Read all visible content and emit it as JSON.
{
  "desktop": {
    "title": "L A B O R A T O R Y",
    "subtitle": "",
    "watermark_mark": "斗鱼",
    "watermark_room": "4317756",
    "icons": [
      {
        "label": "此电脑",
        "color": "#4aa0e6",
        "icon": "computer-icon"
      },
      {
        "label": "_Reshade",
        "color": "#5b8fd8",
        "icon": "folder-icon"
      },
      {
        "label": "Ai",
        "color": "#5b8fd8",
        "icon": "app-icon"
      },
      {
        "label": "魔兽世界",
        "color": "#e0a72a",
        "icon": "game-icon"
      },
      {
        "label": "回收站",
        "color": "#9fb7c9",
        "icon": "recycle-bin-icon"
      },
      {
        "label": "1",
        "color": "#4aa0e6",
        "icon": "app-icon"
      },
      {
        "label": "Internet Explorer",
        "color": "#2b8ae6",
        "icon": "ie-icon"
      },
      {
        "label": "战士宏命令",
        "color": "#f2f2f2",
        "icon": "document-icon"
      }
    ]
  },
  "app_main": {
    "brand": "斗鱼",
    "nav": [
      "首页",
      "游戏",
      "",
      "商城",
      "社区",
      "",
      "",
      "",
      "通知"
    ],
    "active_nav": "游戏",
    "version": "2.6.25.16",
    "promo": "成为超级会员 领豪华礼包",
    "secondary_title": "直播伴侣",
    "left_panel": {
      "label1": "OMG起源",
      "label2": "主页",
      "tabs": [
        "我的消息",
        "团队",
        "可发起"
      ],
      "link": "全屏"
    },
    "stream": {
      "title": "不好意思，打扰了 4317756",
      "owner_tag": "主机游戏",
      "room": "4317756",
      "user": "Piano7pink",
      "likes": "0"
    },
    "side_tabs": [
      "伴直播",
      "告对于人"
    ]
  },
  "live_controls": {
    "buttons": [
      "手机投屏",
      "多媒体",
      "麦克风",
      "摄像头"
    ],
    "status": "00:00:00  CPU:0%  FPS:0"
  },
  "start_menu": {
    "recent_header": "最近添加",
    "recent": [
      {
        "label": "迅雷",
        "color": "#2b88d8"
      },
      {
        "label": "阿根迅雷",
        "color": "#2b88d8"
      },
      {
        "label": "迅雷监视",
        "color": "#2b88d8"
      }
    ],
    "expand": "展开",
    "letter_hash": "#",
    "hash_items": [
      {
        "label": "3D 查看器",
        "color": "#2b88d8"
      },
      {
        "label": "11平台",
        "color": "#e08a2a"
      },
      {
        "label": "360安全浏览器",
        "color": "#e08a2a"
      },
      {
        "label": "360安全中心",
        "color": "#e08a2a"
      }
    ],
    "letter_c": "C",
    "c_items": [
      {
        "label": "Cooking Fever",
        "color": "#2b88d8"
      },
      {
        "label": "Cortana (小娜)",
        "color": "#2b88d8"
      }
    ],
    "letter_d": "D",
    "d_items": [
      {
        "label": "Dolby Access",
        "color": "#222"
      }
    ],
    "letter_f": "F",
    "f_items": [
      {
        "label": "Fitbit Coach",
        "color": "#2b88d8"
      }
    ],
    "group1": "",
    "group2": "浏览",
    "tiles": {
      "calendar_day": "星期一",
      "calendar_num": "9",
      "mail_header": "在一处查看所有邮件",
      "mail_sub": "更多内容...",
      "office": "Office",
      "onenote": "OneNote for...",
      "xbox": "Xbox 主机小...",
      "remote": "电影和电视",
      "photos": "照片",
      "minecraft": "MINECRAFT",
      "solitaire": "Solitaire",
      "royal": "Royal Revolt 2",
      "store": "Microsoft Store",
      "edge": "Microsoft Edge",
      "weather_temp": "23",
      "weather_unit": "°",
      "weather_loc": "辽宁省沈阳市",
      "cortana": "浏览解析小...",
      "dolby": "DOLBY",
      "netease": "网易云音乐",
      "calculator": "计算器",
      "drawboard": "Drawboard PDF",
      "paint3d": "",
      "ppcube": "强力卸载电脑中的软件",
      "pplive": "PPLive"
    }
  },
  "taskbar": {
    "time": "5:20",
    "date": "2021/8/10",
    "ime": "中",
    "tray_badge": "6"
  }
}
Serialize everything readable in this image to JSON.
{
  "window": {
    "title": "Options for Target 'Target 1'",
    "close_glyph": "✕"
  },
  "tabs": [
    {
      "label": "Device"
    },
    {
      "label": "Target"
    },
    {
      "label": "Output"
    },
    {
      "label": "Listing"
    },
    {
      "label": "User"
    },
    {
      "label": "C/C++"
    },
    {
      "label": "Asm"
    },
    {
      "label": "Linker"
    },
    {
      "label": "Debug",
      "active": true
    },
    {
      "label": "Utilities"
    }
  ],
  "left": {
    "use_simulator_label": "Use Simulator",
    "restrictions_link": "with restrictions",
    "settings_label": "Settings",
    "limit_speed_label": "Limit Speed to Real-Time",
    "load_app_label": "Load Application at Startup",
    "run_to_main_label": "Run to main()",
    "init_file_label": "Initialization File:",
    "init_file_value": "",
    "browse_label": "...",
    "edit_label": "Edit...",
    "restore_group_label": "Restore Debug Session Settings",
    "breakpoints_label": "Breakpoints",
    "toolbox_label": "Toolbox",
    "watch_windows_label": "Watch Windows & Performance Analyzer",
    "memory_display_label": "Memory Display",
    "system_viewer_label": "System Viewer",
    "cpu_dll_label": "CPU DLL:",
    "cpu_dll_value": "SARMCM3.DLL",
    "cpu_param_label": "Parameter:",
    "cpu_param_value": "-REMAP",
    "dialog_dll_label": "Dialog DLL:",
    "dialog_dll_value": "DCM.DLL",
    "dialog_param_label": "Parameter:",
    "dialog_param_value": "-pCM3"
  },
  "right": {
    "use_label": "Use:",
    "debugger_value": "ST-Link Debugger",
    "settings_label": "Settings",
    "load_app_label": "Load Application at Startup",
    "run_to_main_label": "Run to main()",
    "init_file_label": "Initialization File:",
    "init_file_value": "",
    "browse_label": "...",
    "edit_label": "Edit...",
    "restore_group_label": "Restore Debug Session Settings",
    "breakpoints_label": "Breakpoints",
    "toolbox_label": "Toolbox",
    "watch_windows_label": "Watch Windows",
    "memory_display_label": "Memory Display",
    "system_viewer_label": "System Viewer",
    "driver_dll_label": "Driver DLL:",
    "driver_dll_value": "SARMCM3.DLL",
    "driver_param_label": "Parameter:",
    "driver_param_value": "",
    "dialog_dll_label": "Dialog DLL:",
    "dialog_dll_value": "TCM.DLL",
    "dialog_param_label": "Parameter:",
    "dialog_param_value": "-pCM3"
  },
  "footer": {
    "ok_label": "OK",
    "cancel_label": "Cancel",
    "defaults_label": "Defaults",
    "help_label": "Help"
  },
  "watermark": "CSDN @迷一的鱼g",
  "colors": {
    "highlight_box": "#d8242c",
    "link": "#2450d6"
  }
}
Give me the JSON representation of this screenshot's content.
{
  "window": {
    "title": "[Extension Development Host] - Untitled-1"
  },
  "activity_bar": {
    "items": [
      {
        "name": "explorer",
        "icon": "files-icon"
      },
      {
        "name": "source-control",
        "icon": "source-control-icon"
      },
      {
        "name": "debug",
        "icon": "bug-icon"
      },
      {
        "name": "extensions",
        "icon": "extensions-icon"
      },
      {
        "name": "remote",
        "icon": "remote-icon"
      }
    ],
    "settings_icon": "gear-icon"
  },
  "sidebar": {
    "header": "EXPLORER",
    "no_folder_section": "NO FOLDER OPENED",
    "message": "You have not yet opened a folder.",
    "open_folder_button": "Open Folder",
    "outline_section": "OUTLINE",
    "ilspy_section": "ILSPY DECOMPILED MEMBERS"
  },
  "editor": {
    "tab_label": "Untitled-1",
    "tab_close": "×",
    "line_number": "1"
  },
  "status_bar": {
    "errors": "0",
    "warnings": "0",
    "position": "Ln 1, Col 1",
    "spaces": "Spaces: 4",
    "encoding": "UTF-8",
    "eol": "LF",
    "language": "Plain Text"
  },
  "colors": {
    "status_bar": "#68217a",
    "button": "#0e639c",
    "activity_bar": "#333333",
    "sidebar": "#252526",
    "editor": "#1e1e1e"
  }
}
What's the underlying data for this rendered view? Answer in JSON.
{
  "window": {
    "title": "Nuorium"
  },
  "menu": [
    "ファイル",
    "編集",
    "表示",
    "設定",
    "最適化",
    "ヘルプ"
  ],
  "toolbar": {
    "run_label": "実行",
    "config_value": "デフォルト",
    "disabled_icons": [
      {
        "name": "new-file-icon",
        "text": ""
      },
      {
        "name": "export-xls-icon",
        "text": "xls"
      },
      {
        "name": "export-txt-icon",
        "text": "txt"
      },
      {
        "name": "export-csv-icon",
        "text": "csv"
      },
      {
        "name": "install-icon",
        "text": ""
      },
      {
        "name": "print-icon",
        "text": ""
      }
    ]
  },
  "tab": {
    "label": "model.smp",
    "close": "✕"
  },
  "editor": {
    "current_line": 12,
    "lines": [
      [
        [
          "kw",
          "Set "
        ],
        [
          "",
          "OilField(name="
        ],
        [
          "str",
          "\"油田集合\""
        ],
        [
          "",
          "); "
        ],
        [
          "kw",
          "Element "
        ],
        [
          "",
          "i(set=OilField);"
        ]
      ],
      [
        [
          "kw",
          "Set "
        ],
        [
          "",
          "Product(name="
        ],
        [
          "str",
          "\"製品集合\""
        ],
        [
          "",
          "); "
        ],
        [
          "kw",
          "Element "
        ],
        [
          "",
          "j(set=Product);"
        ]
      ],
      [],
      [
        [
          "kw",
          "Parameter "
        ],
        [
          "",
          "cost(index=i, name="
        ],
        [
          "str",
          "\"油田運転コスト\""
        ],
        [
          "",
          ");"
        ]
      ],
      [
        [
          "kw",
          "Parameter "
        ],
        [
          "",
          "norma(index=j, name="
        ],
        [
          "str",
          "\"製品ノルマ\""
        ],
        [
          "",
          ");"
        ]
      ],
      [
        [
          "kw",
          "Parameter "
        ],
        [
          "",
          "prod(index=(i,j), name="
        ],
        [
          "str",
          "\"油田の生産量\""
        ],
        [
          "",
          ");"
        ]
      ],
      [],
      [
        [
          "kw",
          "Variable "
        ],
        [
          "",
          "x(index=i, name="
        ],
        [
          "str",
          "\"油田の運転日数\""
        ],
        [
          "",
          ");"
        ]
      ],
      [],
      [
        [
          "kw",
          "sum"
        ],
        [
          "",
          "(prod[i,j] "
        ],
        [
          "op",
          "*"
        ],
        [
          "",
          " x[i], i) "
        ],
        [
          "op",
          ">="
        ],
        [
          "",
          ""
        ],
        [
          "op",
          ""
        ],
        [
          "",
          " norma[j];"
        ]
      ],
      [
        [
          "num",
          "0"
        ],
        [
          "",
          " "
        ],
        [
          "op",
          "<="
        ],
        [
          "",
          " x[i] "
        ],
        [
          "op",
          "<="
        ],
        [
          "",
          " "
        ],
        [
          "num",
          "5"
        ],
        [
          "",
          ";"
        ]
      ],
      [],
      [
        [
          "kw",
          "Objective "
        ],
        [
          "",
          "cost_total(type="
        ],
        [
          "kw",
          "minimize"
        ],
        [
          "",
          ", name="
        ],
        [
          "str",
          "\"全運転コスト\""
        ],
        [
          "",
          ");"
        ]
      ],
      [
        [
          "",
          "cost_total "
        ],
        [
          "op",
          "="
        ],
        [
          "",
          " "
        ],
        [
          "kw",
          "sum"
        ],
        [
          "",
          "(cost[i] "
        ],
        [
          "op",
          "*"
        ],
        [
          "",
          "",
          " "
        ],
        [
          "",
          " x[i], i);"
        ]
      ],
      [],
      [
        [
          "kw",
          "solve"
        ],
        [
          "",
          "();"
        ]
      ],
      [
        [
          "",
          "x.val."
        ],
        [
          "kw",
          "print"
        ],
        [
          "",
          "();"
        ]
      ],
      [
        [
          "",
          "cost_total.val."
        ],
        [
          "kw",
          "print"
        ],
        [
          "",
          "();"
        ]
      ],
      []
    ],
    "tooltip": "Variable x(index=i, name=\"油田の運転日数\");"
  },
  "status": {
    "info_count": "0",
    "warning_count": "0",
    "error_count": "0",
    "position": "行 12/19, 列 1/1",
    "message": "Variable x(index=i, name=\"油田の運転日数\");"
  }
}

Problem: Find out how many lines in the listing contain the string "position". Give the number alone.

Exercise solution: 2